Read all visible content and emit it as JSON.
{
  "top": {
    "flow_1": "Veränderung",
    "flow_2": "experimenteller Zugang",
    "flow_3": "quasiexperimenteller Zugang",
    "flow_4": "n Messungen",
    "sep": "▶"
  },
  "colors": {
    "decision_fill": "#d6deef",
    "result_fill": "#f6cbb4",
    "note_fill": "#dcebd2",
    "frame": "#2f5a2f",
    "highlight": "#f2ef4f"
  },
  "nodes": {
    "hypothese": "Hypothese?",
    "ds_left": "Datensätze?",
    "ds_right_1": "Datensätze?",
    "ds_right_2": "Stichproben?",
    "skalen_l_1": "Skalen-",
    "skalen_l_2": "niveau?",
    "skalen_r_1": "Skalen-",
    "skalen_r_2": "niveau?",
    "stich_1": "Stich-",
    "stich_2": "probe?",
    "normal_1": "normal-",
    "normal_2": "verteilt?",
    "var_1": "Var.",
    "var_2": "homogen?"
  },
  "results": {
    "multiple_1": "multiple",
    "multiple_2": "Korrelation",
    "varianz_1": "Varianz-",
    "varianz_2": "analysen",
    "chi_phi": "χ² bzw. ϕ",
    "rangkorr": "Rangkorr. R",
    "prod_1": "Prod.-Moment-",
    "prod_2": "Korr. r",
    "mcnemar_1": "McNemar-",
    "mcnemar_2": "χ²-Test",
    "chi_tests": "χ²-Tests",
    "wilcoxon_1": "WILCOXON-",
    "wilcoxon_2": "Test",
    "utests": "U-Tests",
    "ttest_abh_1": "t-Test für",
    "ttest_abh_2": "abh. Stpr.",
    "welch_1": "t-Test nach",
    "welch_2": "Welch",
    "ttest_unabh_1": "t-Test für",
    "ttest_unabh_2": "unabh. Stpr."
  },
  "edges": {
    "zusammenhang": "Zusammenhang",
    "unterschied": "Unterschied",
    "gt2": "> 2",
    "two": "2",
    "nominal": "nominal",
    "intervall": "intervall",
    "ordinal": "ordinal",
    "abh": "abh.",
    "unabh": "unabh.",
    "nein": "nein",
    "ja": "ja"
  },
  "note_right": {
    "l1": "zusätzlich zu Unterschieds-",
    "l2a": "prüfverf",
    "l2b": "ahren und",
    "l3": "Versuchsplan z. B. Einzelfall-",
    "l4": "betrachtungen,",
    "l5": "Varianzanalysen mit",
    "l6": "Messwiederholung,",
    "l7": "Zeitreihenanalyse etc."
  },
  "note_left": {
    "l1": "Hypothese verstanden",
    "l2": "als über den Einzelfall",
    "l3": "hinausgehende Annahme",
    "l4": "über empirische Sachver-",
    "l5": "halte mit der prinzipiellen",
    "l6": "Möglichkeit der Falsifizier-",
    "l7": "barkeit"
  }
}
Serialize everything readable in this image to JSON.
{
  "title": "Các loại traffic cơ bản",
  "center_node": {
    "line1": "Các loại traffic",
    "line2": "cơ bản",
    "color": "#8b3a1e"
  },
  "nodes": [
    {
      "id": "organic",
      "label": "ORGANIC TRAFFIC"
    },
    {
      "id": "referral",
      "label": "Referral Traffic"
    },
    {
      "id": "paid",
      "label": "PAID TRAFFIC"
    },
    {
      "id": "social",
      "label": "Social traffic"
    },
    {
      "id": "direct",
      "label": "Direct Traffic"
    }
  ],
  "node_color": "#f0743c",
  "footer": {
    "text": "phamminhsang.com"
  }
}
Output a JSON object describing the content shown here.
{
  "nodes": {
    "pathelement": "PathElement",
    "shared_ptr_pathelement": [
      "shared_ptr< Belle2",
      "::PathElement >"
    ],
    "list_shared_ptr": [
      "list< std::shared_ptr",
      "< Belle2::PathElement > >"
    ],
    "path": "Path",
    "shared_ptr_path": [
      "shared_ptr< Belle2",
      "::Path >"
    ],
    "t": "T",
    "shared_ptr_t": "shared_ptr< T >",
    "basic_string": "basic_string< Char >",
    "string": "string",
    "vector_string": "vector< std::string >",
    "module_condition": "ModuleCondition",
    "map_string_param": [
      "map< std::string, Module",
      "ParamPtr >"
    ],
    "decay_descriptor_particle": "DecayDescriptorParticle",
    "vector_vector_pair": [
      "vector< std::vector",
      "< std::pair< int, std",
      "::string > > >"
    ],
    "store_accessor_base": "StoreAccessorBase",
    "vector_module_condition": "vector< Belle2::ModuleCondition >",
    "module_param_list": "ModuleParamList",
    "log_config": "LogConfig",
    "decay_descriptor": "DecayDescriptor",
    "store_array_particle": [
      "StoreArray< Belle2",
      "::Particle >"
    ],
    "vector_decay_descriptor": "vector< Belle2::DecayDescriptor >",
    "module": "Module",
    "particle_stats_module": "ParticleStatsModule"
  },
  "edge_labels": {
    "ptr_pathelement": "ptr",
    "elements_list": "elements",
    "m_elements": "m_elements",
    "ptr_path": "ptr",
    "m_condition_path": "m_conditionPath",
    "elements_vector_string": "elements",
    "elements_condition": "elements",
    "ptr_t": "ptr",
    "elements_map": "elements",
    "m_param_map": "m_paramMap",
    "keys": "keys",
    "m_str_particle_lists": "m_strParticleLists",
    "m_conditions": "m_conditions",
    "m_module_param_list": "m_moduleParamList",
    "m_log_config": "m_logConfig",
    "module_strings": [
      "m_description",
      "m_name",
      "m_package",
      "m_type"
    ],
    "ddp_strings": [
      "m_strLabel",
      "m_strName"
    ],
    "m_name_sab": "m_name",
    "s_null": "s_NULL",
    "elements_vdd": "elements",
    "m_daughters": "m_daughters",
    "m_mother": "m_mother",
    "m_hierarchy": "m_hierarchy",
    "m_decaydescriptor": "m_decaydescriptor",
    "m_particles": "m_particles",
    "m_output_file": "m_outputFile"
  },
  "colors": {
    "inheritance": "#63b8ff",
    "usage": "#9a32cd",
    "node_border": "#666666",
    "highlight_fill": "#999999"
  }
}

****

Look through the entries above; copy every line holding the string "Stpr".

WRITTEN RESPONSE:
    "ttest_abh_2": "abh. Stpr.",
    "ttest_unabh_2": "unabh. Stpr."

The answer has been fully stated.